Problem description
Copy out all lines in the data below containing the string "being".

Dataset records
※ ※ ※

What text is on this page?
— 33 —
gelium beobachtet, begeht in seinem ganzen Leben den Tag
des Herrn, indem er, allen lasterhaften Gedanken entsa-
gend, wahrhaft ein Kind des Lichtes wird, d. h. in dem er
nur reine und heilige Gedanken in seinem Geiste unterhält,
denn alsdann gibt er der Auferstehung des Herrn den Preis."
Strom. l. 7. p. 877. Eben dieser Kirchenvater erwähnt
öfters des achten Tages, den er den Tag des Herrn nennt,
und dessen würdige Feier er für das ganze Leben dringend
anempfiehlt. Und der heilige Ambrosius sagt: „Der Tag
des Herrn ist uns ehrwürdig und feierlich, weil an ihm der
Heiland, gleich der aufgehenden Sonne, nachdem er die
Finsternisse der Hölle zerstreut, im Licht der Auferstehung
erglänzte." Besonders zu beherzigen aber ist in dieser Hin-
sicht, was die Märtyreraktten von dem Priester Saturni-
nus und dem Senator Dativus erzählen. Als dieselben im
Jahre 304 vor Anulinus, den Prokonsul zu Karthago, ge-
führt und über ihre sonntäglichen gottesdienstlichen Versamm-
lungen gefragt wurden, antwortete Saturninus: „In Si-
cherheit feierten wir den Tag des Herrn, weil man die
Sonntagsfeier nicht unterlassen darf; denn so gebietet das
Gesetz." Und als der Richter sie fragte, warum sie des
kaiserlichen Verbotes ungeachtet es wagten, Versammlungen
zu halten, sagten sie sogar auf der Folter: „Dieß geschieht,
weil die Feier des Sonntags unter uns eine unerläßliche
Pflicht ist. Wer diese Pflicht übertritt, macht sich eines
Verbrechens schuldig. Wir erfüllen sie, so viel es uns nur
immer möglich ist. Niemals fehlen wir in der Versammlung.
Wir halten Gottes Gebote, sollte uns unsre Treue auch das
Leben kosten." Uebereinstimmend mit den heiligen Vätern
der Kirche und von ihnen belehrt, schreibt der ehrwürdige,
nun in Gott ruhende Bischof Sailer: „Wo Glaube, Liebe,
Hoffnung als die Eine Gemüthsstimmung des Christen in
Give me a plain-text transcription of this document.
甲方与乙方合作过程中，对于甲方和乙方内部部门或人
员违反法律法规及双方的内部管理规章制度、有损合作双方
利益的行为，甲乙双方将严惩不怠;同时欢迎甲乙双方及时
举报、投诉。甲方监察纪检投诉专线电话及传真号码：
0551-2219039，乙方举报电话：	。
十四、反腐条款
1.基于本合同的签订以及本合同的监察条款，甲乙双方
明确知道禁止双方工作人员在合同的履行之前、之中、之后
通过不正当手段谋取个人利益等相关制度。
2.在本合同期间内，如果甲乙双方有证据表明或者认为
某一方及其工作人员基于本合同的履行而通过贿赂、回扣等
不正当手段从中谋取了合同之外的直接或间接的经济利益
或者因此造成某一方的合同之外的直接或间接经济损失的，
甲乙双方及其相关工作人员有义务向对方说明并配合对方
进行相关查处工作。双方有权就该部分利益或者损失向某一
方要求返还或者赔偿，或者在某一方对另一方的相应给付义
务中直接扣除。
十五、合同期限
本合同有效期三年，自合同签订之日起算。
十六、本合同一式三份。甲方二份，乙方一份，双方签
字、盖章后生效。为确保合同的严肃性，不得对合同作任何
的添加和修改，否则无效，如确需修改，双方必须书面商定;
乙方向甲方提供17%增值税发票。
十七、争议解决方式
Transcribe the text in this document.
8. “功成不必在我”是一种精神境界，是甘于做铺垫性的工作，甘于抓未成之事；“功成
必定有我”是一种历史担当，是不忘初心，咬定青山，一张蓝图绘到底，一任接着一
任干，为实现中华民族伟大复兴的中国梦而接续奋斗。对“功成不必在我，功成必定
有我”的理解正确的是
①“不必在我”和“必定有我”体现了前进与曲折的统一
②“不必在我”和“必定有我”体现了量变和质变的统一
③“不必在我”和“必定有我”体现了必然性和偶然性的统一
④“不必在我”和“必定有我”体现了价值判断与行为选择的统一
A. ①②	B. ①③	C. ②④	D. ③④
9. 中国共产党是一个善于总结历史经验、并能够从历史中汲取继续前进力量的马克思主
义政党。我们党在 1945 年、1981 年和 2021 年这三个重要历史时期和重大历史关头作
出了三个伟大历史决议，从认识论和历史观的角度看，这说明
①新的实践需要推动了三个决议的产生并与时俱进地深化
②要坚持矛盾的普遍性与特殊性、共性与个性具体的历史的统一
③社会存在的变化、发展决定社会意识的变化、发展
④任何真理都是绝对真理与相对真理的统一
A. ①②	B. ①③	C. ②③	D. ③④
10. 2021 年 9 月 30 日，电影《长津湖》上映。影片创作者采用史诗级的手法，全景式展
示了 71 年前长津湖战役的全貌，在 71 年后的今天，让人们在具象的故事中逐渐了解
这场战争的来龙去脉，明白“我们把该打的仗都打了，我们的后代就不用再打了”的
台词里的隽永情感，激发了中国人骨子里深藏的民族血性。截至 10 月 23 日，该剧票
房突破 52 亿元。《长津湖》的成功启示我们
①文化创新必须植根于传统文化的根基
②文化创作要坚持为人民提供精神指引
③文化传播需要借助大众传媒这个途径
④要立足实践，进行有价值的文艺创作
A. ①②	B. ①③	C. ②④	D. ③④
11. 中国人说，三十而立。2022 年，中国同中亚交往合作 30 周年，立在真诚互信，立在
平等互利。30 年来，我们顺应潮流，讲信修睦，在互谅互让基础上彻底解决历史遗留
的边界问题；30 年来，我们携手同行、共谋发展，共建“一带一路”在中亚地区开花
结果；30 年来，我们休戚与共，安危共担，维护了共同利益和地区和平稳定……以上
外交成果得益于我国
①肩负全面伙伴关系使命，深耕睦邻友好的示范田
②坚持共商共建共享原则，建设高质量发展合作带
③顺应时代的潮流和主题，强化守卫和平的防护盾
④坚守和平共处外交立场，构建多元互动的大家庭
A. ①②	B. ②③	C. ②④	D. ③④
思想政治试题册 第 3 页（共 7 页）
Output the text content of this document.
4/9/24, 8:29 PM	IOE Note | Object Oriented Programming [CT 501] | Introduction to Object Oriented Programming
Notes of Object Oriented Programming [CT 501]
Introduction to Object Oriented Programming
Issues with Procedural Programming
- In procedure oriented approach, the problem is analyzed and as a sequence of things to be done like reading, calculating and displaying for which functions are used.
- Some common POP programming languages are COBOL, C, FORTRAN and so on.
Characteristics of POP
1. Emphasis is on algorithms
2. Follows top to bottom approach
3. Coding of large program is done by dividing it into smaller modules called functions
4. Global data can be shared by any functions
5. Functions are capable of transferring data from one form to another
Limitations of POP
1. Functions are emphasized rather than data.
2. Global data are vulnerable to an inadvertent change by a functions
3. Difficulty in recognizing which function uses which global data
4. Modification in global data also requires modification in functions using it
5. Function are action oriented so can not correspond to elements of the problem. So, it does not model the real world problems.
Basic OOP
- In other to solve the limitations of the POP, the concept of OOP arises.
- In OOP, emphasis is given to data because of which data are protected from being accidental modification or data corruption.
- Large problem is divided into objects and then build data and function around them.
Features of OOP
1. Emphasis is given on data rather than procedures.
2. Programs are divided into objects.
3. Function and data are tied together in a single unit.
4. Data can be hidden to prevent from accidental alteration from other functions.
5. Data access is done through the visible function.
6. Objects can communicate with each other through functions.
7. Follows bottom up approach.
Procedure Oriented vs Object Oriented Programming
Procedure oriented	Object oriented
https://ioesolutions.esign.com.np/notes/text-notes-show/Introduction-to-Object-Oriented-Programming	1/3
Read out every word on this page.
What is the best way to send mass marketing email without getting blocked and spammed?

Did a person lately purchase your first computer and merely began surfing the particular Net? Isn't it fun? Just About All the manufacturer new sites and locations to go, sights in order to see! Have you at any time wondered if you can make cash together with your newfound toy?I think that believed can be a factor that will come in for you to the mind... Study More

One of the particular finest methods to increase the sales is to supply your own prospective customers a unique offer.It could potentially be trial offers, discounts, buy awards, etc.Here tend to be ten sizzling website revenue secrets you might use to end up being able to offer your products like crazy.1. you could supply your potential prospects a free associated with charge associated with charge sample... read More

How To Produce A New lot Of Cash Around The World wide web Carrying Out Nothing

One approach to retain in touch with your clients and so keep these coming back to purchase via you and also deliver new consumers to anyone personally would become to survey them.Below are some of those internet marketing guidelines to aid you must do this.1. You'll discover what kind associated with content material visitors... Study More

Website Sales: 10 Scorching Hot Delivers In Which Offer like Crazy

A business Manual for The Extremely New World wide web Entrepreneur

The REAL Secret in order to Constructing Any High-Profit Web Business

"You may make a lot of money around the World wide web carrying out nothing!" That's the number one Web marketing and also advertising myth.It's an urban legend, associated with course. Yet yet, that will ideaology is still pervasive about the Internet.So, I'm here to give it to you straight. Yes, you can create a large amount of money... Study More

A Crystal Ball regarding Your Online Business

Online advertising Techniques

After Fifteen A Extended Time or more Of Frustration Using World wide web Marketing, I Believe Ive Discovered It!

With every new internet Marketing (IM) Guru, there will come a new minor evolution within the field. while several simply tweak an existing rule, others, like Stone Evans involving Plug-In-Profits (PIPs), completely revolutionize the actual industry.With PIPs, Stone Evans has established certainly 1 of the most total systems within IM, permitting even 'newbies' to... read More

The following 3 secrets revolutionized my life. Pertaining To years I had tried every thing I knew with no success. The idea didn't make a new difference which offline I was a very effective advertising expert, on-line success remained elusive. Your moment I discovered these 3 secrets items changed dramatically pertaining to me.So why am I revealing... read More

※ ※ ※

Solution to the exercise
- In OOP, emphasis is given to data because of which data are protected from being accidental modification or data corruption.
One of the particular finest methods to increase the sales is to supply your own prospective customers a unique offer.It could potentially be trial offers, discounts, buy awards, etc.Here tend to be ten sizzling website revenue secrets you might use to end up being able to offer your products like crazy.1. you could supply your potential prospects a free associated with charge associated with charge sample... read More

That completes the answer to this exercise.